==== EXTRACTED ENTRIES
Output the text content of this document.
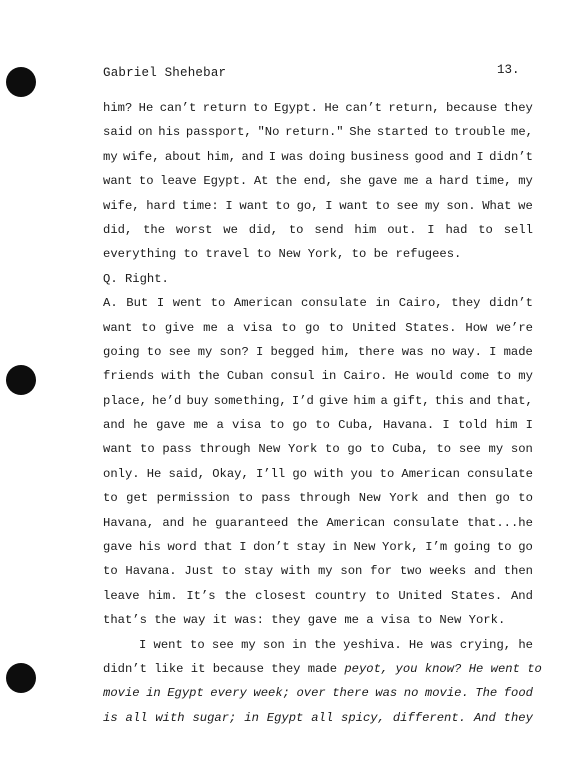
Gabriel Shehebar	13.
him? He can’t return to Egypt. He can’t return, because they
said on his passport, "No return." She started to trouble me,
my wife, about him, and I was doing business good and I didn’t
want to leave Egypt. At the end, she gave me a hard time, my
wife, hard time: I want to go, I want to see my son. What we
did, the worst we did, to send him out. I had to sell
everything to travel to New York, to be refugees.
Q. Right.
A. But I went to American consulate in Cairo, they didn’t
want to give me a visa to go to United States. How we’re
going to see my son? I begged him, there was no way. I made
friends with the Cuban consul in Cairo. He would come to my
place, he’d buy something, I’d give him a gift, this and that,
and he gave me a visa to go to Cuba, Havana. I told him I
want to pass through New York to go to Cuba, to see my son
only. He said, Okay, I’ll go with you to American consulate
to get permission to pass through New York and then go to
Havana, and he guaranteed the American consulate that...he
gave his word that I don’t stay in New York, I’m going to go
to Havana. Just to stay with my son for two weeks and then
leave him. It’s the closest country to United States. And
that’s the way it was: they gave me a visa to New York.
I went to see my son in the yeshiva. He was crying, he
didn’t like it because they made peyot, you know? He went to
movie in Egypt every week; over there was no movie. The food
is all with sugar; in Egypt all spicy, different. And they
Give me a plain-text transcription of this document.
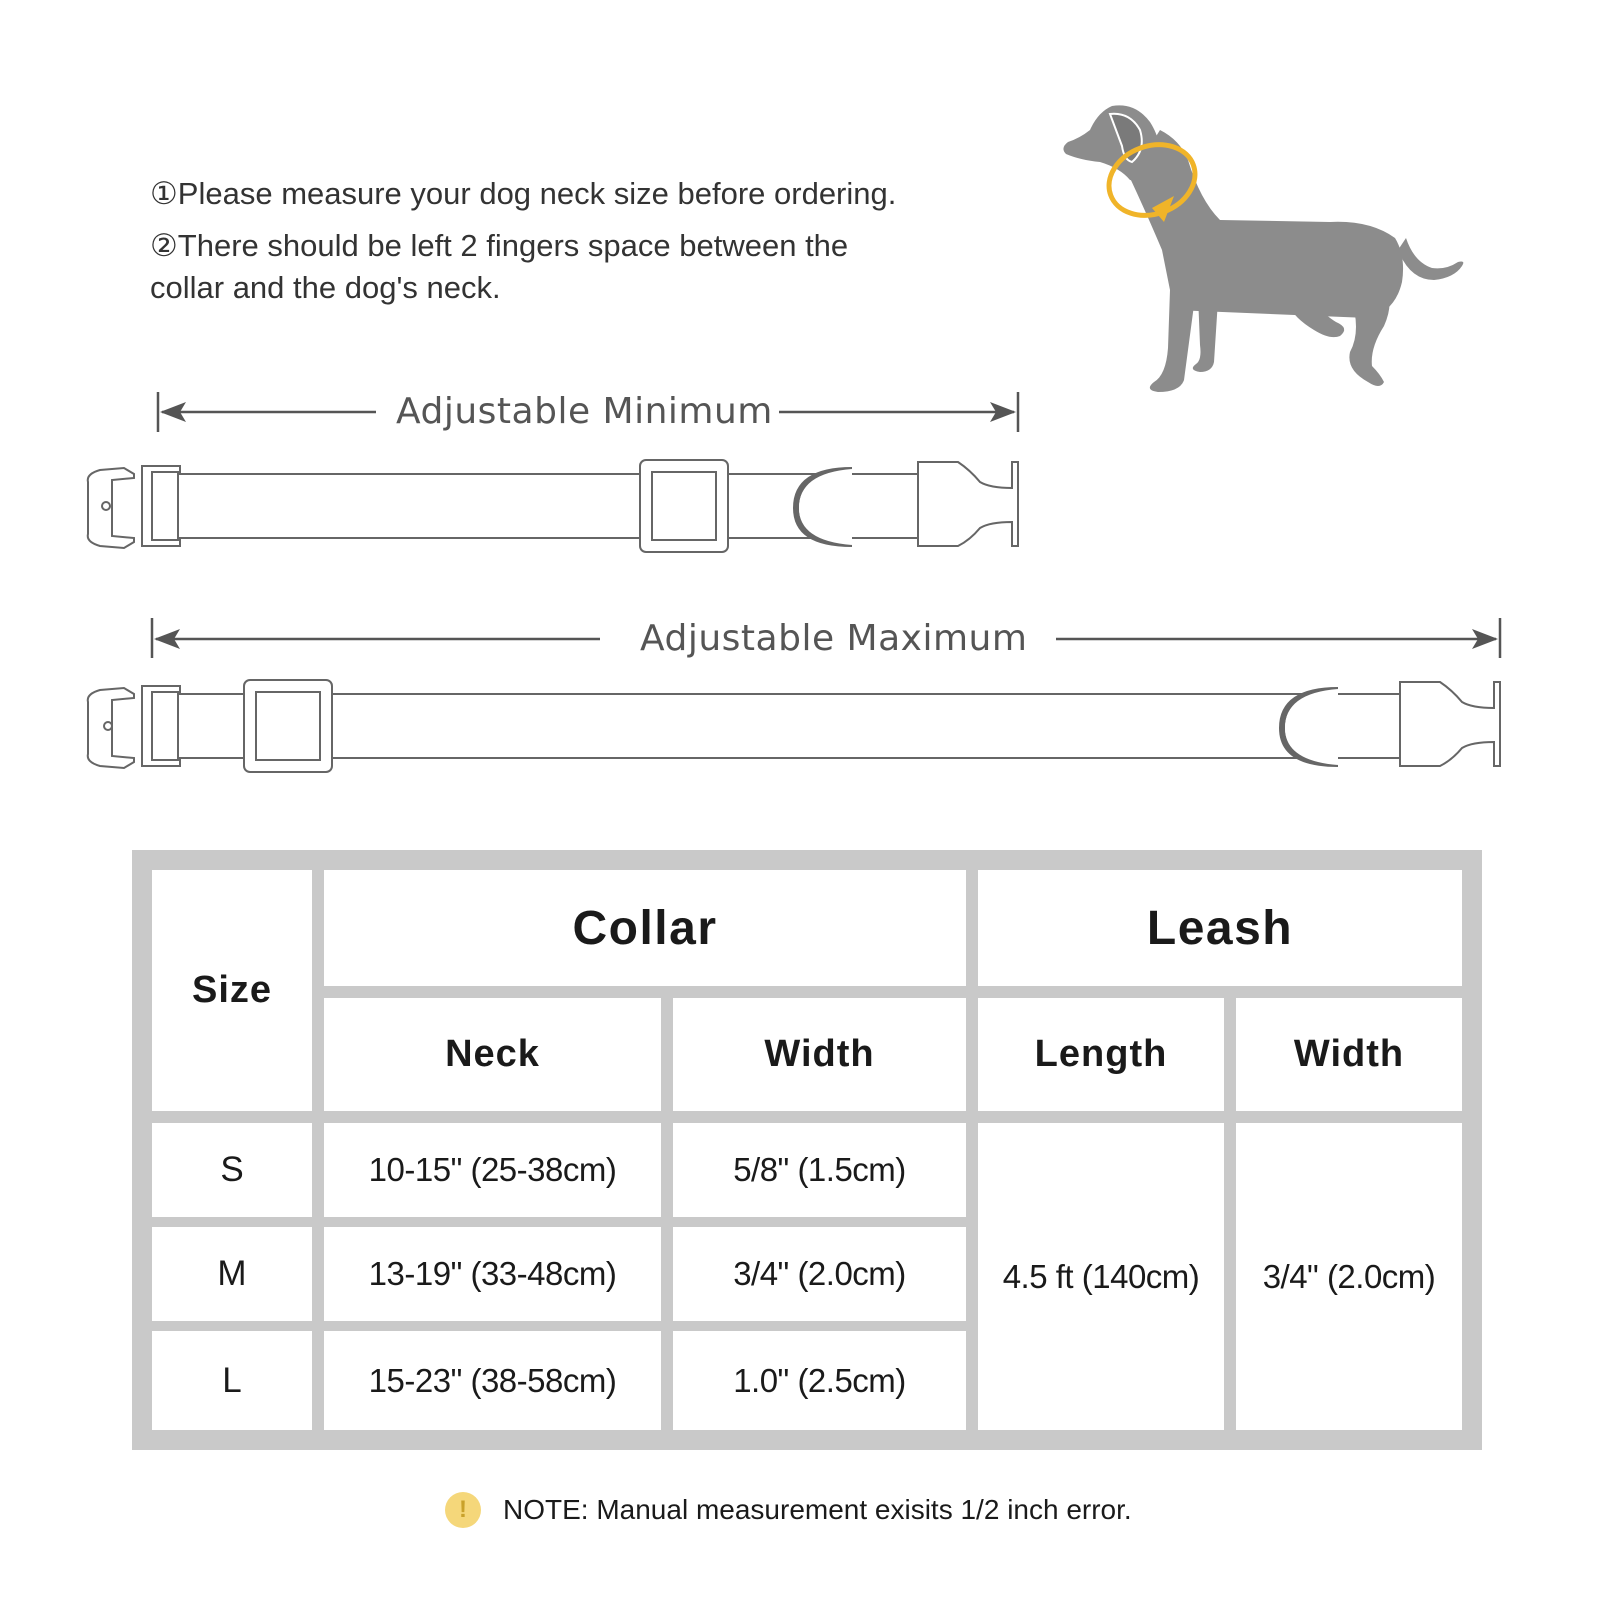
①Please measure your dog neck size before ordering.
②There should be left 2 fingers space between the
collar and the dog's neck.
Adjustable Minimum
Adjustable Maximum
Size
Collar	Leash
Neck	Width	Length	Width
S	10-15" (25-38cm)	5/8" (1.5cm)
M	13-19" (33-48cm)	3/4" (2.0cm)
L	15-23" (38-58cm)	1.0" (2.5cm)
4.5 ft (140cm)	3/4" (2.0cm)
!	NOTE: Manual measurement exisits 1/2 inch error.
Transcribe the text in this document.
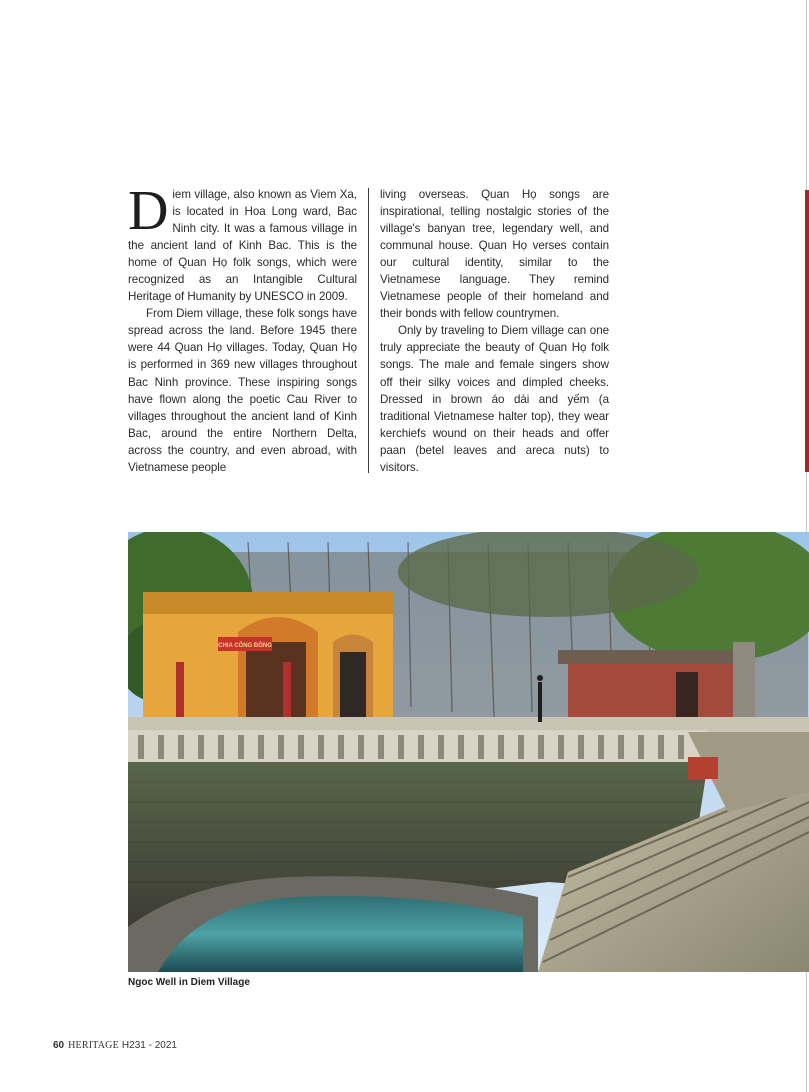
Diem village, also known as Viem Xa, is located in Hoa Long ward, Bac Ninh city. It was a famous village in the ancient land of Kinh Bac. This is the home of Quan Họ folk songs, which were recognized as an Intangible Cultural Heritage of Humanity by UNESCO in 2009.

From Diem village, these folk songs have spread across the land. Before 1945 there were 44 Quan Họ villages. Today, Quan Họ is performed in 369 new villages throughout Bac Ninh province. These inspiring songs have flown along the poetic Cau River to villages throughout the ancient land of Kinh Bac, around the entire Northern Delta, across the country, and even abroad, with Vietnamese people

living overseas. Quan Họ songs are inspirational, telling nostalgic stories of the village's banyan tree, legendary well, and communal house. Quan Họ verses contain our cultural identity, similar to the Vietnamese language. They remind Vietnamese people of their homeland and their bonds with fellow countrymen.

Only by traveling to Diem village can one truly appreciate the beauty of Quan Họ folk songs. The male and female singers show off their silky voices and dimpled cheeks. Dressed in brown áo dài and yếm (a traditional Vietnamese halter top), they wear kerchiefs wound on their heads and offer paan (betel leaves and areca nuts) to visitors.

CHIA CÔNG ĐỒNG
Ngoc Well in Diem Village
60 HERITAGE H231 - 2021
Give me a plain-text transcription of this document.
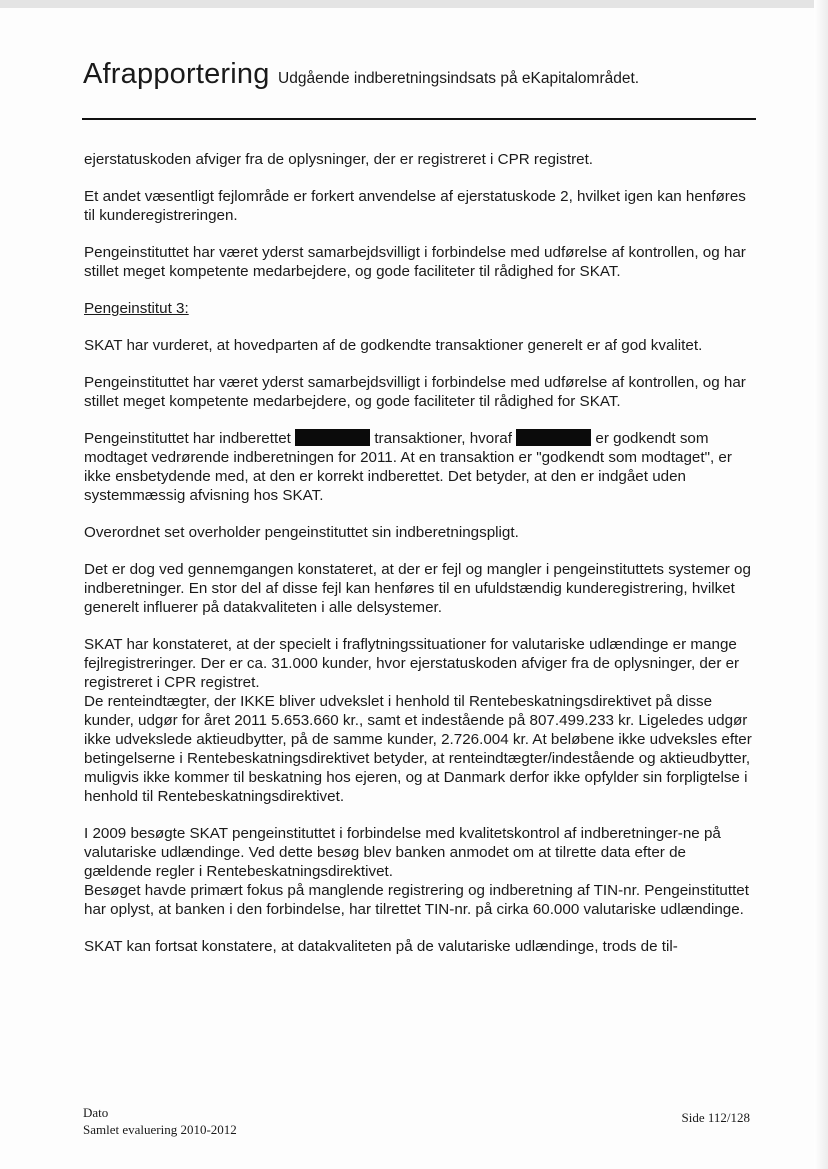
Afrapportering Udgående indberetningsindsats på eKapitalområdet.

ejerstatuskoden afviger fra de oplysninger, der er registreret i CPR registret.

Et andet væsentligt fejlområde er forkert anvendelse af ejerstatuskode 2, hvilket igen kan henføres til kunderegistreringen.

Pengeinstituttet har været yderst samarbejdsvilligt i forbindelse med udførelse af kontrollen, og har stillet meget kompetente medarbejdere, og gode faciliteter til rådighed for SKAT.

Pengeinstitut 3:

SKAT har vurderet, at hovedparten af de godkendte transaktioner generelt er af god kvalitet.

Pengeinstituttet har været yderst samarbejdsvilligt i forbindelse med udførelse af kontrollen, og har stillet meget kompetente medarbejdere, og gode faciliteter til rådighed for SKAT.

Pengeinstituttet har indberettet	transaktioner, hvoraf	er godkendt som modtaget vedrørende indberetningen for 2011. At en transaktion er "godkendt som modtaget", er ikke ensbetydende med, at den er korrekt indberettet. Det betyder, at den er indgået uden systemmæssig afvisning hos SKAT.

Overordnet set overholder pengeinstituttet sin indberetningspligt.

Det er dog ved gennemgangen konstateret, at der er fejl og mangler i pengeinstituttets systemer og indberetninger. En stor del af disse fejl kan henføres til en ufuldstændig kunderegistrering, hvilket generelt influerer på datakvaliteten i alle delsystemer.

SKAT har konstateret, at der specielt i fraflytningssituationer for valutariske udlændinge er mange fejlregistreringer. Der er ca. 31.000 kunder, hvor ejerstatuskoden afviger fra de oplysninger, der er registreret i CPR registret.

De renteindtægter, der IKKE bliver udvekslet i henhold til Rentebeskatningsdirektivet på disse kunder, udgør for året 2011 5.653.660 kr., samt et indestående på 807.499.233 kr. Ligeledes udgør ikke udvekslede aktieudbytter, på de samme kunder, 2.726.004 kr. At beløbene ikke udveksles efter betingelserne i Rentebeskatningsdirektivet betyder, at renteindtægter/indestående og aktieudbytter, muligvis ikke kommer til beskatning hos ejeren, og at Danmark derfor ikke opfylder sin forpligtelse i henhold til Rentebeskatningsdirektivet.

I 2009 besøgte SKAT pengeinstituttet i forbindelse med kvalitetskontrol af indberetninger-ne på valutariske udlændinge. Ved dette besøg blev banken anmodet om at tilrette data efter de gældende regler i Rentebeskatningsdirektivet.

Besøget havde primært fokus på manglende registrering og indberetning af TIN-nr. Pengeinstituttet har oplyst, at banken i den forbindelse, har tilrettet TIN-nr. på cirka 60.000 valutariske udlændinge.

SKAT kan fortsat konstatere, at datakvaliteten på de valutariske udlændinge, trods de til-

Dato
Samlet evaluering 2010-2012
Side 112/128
========
§ WORK TO BE COMPLETED:
Identify all lines in the records above with the word "Havana".

§ SOLUTION TO THIS PROBLEM:
and he gave me a visa to go to Cuba, Havana. I told him I
Havana, and he guaranteed the American consulate that...he
to Havana. Just to stay with my son for two weeks and then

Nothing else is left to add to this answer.